**WHAT THE EXERCISE ASKS**
Extract each line of the data below exactly as written.

[Stored data]
+ + + +

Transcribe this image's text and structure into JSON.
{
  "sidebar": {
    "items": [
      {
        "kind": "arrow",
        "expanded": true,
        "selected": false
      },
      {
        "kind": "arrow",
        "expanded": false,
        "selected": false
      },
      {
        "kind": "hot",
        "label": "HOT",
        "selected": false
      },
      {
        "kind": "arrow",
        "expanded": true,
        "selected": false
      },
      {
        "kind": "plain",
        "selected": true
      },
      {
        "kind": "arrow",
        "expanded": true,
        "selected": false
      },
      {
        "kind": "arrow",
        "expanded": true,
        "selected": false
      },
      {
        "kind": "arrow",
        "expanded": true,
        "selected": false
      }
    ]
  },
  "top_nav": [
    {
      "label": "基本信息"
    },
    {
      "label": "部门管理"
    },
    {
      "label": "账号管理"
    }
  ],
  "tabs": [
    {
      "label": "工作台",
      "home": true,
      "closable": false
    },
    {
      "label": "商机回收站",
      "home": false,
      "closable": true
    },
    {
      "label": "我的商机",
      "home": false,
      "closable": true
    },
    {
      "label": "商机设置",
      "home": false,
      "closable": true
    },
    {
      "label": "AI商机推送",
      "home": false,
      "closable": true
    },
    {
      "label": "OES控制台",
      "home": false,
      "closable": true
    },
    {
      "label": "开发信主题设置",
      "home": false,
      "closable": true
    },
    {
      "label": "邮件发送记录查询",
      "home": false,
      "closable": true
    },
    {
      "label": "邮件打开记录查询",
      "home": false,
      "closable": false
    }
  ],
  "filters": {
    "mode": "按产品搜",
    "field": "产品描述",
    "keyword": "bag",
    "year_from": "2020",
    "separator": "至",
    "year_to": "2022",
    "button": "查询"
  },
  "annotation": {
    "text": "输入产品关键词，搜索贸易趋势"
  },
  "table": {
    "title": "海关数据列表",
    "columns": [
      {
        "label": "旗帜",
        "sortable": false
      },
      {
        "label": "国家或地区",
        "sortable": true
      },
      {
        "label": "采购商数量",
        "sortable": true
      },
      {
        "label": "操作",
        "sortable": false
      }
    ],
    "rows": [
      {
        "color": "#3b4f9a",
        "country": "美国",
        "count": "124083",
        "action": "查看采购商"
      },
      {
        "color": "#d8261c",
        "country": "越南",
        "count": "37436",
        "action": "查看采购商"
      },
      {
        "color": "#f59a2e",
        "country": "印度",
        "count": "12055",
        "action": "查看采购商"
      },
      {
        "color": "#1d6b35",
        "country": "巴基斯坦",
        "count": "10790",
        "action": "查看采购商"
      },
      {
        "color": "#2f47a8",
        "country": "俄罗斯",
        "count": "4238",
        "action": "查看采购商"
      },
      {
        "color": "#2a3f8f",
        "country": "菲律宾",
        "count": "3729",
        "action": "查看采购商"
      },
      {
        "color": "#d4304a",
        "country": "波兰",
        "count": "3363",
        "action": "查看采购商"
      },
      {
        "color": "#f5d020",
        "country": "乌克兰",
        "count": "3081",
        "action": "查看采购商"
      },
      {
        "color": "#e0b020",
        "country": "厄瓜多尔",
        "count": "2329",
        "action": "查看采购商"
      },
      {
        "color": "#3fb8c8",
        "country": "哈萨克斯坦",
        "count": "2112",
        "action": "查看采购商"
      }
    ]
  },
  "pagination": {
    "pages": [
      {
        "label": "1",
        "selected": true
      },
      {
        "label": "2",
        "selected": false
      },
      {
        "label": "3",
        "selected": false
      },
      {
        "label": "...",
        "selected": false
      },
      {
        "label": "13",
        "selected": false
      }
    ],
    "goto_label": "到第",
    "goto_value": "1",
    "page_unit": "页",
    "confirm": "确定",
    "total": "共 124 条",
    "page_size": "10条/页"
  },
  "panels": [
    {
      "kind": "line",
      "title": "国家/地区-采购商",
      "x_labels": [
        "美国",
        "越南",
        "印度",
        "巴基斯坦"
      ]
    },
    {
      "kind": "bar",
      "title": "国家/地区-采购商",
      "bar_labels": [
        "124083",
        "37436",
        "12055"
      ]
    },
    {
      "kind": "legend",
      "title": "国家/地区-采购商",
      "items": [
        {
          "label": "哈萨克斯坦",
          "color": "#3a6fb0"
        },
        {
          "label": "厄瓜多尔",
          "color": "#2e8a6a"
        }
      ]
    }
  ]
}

+ + + +

**SOLUTION**
Transcribe this image's text and structure into JSON.
{
  "sidebar": {
    "items": [
      {
        "kind": "arrow",
        "expanded": true,
        "selected": false
      },
      {
        "kind": "arrow",
        "expanded": false,
        "selected": false
      },
      {
        "kind": "hot",
        "label": "HOT",
        "selected": false
      },
      {
        "kind": "arrow",
        "expanded": true,
        "selected": false
      },
      {
        "kind": "plain",
        "selected": true
      },
      {
        "kind": "arrow",
        "expanded": true,
        "selected": false
      },
      {
        "kind": "arrow",
        "expanded": true,
        "selected": false
      },
      {
        "kind": "arrow",
        "expanded": true,
        "selected": false
      }
    ]
  },
  "top_nav": [
    {
      "label": "基本信息"
    },
    {
      "label": "部门管理"
    },
    {
      "label": "账号管理"
    }
  ],
  "tabs": [
    {
      "label": "工作台",
      "home": true,
      "closable": false
    },
    {
      "label": "商机回收站",
      "home": false,
      "closable": true
    },
    {
      "label": "我的商机",
      "home": false,
      "closable": true
    },
    {
      "label": "商机设置",
      "home": false,
      "closable": true
    },
    {
      "label": "AI商机推送",
      "home": false,
      "closable": true
    },
    {
      "label": "OES控制台",
      "home": false,
      "closable": true
    },
    {
      "label": "开发信主题设置",
      "home": false,
      "closable": true
    },
    {
      "label": "邮件发送记录查询",
      "home": false,
      "closable": true
    },
    {
      "label": "邮件打开记录查询",
      "home": false,
      "closable": false
    }
  ],
  "filters": {
    "mode": "按产品搜",
    "field": "产品描述",
    "keyword": "bag",
    "year_from": "2020",
    "separator": "至",
    "year_to": "2022",
    "button": "查询"
  },
  "annotation": {
    "text": "输入产品关键词，搜索贸易趋势"
  },
  "table": {
    "title": "海关数据列表",
    "columns": [
      {
        "label": "旗帜",
        "sortable": false
      },
      {
        "label": "国家或地区",
        "sortable": true
      },
      {
        "label": "采购商数量",
        "sortable": true
      },
      {
        "label": "操作",
        "sortable": false
      }
    ],
    "rows": [
      {
        "color": "#3b4f9a",
        "country": "美国",
        "count": "124083",
        "action": "查看采购商"
      },
      {
        "color": "#d8261c",
        "country": "越南",
        "count": "37436",
        "action": "查看采购商"
      },
      {
        "color": "#f59a2e",
        "country": "印度",
        "count": "12055",
        "action": "查看采购商"
      },
      {
        "color": "#1d6b35",
        "country": "巴基斯坦",
        "count": "10790",
        "action": "查看采购商"
      },
      {
        "color": "#2f47a8",
        "country": "俄罗斯",
        "count": "4238",
        "action": "查看采购商"
      },
      {
        "color": "#2a3f8f",
        "country": "菲律宾",
        "count": "3729",
        "action": "查看采购商"
      },
      {
        "color": "#d4304a",
        "country": "波兰",
        "count": "3363",
        "action": "查看采购商"
      },
      {
        "color": "#f5d020",
        "country": "乌克兰",
        "count": "3081",
        "action": "查看采购商"
      },
      {
        "color": "#e0b020",
        "country": "厄瓜多尔",
        "count": "2329",
        "action": "查看采购商"
      },
      {
        "color": "#3fb8c8",
        "country": "哈萨克斯坦",
        "count": "2112",
        "action": "查看采购商"
      }
    ]
  },
  "pagination": {
    "pages": [
      {
        "label": "1",
        "selected": true
      },
      {
        "label": "2",
        "selected": false
      },
      {
        "label": "3",
        "selected": false
      },
      {
        "label": "...",
        "selected": false
      },
      {
        "label": "13",
        "selected": false
      }
    ],
    "goto_label": "到第",
    "goto_value": "1",
    "page_unit": "页",
    "confirm": "确定",
    "total": "共 124 条",
    "page_size": "10条/页"
  },
  "panels": [
    {
      "kind": "line",
      "title": "国家/地区-采购商",
      "x_labels": [
        "美国",
        "越南",
        "印度",
        "巴基斯坦"
      ]
    },
    {
      "kind": "bar",
      "title": "国家/地区-采购商",
      "bar_labels": [
        "124083",
        "37436",
        "12055"
      ]
    },
    {
      "kind": "legend",
      "title": "国家/地区-采购商",
      "items": [
        {
          "label": "哈萨克斯坦",
          "color": "#3a6fb0"
        },
        {
          "label": "厄瓜多尔",
          "color": "#2e8a6a"
        }
      ]
    }
  ]
}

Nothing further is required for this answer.